## [The exercise]
Extract every line of the material that holds the string "management".
.....
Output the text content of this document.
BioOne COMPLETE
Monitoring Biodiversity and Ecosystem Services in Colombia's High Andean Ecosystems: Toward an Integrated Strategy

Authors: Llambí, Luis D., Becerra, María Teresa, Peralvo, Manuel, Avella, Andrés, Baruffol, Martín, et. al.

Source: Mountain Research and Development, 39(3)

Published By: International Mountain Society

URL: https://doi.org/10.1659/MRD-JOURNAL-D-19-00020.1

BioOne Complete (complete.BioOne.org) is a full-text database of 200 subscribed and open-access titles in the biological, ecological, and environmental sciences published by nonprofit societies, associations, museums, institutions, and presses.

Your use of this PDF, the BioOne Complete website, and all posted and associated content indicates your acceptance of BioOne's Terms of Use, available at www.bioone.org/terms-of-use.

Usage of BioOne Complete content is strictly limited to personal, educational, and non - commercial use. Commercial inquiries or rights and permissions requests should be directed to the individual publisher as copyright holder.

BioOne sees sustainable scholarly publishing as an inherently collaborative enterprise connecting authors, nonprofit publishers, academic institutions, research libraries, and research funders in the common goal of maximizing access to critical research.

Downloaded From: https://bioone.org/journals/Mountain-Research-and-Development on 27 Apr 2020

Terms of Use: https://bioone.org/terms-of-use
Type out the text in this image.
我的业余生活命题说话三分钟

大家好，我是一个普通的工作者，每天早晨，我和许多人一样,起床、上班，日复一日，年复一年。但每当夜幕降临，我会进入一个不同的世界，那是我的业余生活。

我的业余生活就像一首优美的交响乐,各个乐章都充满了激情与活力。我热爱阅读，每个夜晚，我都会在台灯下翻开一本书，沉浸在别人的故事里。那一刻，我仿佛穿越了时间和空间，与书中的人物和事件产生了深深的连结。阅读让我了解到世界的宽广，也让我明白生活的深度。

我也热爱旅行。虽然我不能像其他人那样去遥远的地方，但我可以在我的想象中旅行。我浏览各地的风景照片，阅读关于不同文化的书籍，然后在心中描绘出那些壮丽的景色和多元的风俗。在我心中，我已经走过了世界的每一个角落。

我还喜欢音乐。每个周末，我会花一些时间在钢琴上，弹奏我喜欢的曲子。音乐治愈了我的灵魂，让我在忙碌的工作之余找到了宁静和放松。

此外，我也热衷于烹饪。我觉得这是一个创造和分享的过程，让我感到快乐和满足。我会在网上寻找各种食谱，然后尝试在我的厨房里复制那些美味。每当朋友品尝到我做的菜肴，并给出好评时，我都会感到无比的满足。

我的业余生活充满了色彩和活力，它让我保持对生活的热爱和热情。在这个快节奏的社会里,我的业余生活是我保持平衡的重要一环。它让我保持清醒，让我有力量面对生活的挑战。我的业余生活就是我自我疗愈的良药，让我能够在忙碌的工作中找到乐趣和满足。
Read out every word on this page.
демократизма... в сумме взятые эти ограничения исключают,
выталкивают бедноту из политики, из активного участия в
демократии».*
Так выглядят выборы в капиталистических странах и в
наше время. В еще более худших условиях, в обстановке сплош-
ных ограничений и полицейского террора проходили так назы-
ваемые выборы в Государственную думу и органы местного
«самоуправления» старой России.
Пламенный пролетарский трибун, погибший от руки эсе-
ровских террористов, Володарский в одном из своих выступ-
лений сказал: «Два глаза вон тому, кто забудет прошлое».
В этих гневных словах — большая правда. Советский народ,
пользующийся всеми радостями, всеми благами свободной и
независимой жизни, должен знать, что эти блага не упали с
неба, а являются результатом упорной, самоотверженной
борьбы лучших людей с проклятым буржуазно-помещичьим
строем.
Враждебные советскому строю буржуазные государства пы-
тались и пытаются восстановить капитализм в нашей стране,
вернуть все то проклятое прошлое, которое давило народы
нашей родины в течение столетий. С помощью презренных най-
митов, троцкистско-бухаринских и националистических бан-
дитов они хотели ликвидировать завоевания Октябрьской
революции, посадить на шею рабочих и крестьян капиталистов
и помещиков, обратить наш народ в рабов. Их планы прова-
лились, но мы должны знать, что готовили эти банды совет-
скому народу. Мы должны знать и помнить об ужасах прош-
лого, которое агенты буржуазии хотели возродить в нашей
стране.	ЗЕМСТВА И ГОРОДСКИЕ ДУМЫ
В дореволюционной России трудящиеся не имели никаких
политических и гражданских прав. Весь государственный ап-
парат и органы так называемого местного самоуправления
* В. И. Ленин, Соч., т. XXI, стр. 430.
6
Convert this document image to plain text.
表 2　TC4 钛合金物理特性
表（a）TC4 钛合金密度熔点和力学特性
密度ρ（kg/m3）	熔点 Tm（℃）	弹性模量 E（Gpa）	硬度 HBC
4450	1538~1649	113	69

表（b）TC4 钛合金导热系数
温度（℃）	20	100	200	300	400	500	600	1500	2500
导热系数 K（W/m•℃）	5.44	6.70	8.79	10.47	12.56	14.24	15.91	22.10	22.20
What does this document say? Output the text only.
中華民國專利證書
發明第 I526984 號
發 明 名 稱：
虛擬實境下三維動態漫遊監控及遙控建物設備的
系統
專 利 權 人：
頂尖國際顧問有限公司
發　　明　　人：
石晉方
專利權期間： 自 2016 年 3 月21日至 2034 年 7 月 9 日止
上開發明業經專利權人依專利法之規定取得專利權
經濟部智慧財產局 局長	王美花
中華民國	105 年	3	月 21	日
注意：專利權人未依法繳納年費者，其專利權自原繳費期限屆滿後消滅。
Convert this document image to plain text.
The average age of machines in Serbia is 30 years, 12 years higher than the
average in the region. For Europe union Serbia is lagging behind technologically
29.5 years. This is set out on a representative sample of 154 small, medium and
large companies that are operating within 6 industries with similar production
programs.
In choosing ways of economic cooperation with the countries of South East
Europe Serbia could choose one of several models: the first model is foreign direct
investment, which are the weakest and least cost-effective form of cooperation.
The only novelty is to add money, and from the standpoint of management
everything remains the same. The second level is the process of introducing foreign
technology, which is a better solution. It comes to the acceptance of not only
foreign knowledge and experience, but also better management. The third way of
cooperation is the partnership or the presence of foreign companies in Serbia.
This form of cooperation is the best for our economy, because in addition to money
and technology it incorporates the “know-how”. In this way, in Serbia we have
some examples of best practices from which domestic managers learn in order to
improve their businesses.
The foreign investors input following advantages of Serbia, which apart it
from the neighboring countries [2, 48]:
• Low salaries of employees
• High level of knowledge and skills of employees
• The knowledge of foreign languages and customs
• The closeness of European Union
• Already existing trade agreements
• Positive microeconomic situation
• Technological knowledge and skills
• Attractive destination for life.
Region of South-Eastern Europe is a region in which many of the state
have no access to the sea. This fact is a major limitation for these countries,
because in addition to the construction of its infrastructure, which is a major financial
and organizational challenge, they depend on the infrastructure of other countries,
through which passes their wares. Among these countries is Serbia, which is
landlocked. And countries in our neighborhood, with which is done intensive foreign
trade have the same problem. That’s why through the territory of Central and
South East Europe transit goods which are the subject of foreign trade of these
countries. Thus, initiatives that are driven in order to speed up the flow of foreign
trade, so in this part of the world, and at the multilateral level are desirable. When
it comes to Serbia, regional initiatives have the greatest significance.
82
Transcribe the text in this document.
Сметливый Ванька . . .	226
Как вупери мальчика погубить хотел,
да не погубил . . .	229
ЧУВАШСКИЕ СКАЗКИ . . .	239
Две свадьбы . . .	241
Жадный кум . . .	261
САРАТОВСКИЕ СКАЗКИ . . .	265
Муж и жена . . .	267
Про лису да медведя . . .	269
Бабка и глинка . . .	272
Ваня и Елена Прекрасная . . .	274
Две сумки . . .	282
.....
## [Expected output]
The only novelty is to add money, and from the standpoint of management
foreign knowledge and experience, but also better management. The third way of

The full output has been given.